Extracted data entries
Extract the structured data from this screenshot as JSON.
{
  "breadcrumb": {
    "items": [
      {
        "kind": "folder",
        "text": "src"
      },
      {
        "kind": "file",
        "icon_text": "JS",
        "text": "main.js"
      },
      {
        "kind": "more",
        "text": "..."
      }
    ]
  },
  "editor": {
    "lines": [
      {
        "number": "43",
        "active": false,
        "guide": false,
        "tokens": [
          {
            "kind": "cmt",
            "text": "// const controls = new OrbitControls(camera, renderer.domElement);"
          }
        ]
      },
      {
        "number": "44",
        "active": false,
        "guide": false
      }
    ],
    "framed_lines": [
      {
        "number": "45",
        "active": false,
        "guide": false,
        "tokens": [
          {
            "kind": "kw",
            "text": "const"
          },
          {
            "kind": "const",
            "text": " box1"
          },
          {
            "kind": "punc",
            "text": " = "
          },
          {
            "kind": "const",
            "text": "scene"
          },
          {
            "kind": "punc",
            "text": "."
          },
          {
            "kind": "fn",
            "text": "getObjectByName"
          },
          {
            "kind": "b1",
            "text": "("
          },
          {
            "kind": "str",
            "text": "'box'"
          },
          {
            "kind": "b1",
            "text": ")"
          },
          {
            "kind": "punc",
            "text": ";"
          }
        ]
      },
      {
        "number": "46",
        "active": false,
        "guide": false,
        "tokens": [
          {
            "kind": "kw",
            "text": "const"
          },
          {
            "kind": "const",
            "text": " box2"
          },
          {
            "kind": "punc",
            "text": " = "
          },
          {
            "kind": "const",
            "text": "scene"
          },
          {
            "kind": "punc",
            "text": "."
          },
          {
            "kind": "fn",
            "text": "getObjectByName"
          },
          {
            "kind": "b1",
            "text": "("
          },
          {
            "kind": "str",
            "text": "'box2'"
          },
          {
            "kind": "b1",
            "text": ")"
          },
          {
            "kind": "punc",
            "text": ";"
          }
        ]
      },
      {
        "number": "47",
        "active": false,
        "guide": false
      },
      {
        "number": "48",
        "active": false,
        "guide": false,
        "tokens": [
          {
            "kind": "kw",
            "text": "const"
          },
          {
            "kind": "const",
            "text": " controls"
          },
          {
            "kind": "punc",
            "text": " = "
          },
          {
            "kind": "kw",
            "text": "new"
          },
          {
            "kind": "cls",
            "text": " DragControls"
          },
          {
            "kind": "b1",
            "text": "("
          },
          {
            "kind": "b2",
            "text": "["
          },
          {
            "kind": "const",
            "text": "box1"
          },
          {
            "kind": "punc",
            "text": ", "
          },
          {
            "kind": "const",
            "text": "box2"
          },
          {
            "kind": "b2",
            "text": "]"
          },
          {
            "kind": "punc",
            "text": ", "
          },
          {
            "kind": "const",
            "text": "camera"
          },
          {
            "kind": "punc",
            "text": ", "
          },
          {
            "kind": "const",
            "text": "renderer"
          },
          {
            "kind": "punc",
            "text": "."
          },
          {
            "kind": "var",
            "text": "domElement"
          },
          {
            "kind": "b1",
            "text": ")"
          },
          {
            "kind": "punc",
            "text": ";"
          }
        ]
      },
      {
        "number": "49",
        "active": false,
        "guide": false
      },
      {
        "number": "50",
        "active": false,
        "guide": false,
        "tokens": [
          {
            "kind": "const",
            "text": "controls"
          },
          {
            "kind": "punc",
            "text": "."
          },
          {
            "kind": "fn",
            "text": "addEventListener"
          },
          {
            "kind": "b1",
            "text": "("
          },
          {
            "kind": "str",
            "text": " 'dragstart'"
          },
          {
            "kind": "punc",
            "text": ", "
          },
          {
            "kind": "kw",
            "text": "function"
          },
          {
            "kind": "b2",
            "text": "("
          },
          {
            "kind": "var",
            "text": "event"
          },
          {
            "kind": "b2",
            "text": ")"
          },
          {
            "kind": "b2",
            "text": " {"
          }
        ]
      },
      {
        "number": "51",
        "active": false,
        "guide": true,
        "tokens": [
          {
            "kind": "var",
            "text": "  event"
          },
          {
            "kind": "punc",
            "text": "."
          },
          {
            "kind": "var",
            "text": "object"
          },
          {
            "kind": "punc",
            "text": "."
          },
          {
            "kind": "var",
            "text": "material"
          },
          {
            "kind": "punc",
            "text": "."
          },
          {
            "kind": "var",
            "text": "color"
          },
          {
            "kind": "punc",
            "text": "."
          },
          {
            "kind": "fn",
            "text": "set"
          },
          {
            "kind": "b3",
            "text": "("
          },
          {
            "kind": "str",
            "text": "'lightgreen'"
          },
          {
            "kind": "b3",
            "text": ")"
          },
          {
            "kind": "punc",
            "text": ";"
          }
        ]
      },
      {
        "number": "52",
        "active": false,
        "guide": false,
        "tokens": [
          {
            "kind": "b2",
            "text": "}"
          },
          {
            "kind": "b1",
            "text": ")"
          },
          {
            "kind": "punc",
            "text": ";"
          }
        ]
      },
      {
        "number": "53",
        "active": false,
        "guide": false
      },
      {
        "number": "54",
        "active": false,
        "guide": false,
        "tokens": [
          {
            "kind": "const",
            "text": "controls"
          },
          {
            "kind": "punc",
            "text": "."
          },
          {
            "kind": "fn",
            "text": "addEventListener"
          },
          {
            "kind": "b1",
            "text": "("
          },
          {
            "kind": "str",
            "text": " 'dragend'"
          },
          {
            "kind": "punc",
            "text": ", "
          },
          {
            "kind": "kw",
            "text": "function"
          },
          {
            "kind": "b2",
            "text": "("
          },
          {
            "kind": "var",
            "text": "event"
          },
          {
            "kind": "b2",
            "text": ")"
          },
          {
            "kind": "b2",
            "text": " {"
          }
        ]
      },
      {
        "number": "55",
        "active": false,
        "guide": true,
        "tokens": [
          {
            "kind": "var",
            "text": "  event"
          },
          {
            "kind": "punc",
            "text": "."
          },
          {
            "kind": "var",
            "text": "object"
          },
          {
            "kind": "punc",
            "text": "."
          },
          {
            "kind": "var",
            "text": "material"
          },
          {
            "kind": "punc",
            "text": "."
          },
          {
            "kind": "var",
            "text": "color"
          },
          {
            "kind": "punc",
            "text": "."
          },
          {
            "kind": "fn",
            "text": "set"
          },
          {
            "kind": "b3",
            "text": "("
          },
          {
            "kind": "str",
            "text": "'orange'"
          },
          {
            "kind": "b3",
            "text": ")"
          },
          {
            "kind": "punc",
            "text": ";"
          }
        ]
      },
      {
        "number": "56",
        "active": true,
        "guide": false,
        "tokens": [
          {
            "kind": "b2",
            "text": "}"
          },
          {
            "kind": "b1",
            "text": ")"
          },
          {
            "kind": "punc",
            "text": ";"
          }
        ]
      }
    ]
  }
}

→ **STATED EXERCISE**
Repeat each of the entries above precisely as given.

→ **TASK ANSWER**
Extract the structured data from this screenshot as JSON.
{
  "breadcrumb": {
    "items": [
      {
        "kind": "folder",
        "text": "src"
      },
      {
        "kind": "file",
        "icon_text": "JS",
        "text": "main.js"
      },
      {
        "kind": "more",
        "text": "..."
      }
    ]
  },
  "editor": {
    "lines": [
      {
        "number": "43",
        "active": false,
        "guide": false,
        "tokens": [
          {
            "kind": "cmt",
            "text": "// const controls = new OrbitControls(camera, renderer.domElement);"
          }
        ]
      },
      {
        "number": "44",
        "active": false,
        "guide": false
      }
    ],
    "framed_lines": [
      {
        "number": "45",
        "active": false,
        "guide": false,
        "tokens": [
          {
            "kind": "kw",
            "text": "const"
          },
          {
            "kind": "const",
            "text": " box1"
          },
          {
            "kind": "punc",
            "text": " = "
          },
          {
            "kind": "const",
            "text": "scene"
          },
          {
            "kind": "punc",
            "text": "."
          },
          {
            "kind": "fn",
            "text": "getObjectByName"
          },
          {
            "kind": "b1",
            "text": "("
          },
          {
            "kind": "str",
            "text": "'box'"
          },
          {
            "kind": "b1",
            "text": ")"
          },
          {
            "kind": "punc",
            "text": ";"
          }
        ]
      },
      {
        "number": "46",
        "active": false,
        "guide": false,
        "tokens": [
          {
            "kind": "kw",
            "text": "const"
          },
          {
            "kind": "const",
            "text": " box2"
          },
          {
            "kind": "punc",
            "text": " = "
          },
          {
            "kind": "const",
            "text": "scene"
          },
          {
            "kind": "punc",
            "text": "."
          },
          {
            "kind": "fn",
            "text": "getObjectByName"
          },
          {
            "kind": "b1",
            "text": "("
          },
          {
            "kind": "str",
            "text": "'box2'"
          },
          {
            "kind": "b1",
            "text": ")"
          },
          {
            "kind": "punc",
            "text": ";"
          }
        ]
      },
      {
        "number": "47",
        "active": false,
        "guide": false
      },
      {
        "number": "48",
        "active": false,
        "guide": false,
        "tokens": [
          {
            "kind": "kw",
            "text": "const"
          },
          {
            "kind": "const",
            "text": " controls"
          },
          {
            "kind": "punc",
            "text": " = "
          },
          {
            "kind": "kw",
            "text": "new"
          },
          {
            "kind": "cls",
            "text": " DragControls"
          },
          {
            "kind": "b1",
            "text": "("
          },
          {
            "kind": "b2",
            "text": "["
          },
          {
            "kind": "const",
            "text": "box1"
          },
          {
            "kind": "punc",
            "text": ", "
          },
          {
            "kind": "const",
            "text": "box2"
          },
          {
            "kind": "b2",
            "text": "]"
          },
          {
            "kind": "punc",
            "text": ", "
          },
          {
            "kind": "const",
            "text": "camera"
          },
          {
            "kind": "punc",
            "text": ", "
          },
          {
            "kind": "const",
            "text": "renderer"
          },
          {
            "kind": "punc",
            "text": "."
          },
          {
            "kind": "var",
            "text": "domElement"
          },
          {
            "kind": "b1",
            "text": ")"
          },
          {
            "kind": "punc",
            "text": ";"
          }
        ]
      },
      {
        "number": "49",
        "active": false,
        "guide": false
      },
      {
        "number": "50",
        "active": false,
        "guide": false,
        "tokens": [
          {
            "kind": "const",
            "text": "controls"
          },
          {
            "kind": "punc",
            "text": "."
          },
          {
            "kind": "fn",
            "text": "addEventListener"
          },
          {
            "kind": "b1",
            "text": "("
          },
          {
            "kind": "str",
            "text": " 'dragstart'"
          },
          {
            "kind": "punc",
            "text": ", "
          },
          {
            "kind": "kw",
            "text": "function"
          },
          {
            "kind": "b2",
            "text": "("
          },
          {
            "kind": "var",
            "text": "event"
          },
          {
            "kind": "b2",
            "text": ")"
          },
          {
            "kind": "b2",
            "text": " {"
          }
        ]
      },
      {
        "number": "51",
        "active": false,
        "guide": true,
        "tokens": [
          {
            "kind": "var",
            "text": "  event"
          },
          {
            "kind": "punc",
            "text": "."
          },
          {
            "kind": "var",
            "text": "object"
          },
          {
            "kind": "punc",
            "text": "."
          },
          {
            "kind": "var",
            "text": "material"
          },
          {
            "kind": "punc",
            "text": "."
          },
          {
            "kind": "var",
            "text": "color"
          },
          {
            "kind": "punc",
            "text": "."
          },
          {
            "kind": "fn",
            "text": "set"
          },
          {
            "kind": "b3",
            "text": "("
          },
          {
            "kind": "str",
            "text": "'lightgreen'"
          },
          {
            "kind": "b3",
            "text": ")"
          },
          {
            "kind": "punc",
            "text": ";"
          }
        ]
      },
      {
        "number": "52",
        "active": false,
        "guide": false,
        "tokens": [
          {
            "kind": "b2",
            "text": "}"
          },
          {
            "kind": "b1",
            "text": ")"
          },
          {
            "kind": "punc",
            "text": ";"
          }
        ]
      },
      {
        "number": "53",
        "active": false,
        "guide": false
      },
      {
        "number": "54",
        "active": false,
        "guide": false,
        "tokens": [
          {
            "kind": "const",
            "text": "controls"
          },
          {
            "kind": "punc",
            "text": "."
          },
          {
            "kind": "fn",
            "text": "addEventListener"
          },
          {
            "kind": "b1",
            "text": "("
          },
          {
            "kind": "str",
            "text": " 'dragend'"
          },
          {
            "kind": "punc",
            "text": ", "
          },
          {
            "kind": "kw",
            "text": "function"
          },
          {
            "kind": "b2",
            "text": "("
          },
          {
            "kind": "var",
            "text": "event"
          },
          {
            "kind": "b2",
            "text": ")"
          },
          {
            "kind": "b2",
            "text": " {"
          }
        ]
      },
      {
        "number": "55",
        "active": false,
        "guide": true,
        "tokens": [
          {
            "kind": "var",
            "text": "  event"
          },
          {
            "kind": "punc",
            "text": "."
          },
          {
            "kind": "var",
            "text": "object"
          },
          {
            "kind": "punc",
            "text": "."
          },
          {
            "kind": "var",
            "text": "material"
          },
          {
            "kind": "punc",
            "text": "."
          },
          {
            "kind": "var",
            "text": "color"
          },
          {
            "kind": "punc",
            "text": "."
          },
          {
            "kind": "fn",
            "text": "set"
          },
          {
            "kind": "b3",
            "text": "("
          },
          {
            "kind": "str",
            "text": "'orange'"
          },
          {
            "kind": "b3",
            "text": ")"
          },
          {
            "kind": "punc",
            "text": ";"
          }
        ]
      },
      {
        "number": "56",
        "active": true,
        "guide": false,
        "tokens": [
          {
            "kind": "b2",
            "text": "}"
          },
          {
            "kind": "b1",
            "text": ")"
          },
          {
            "kind": "punc",
            "text": ";"
          }
        ]
      }
    ]
  }
}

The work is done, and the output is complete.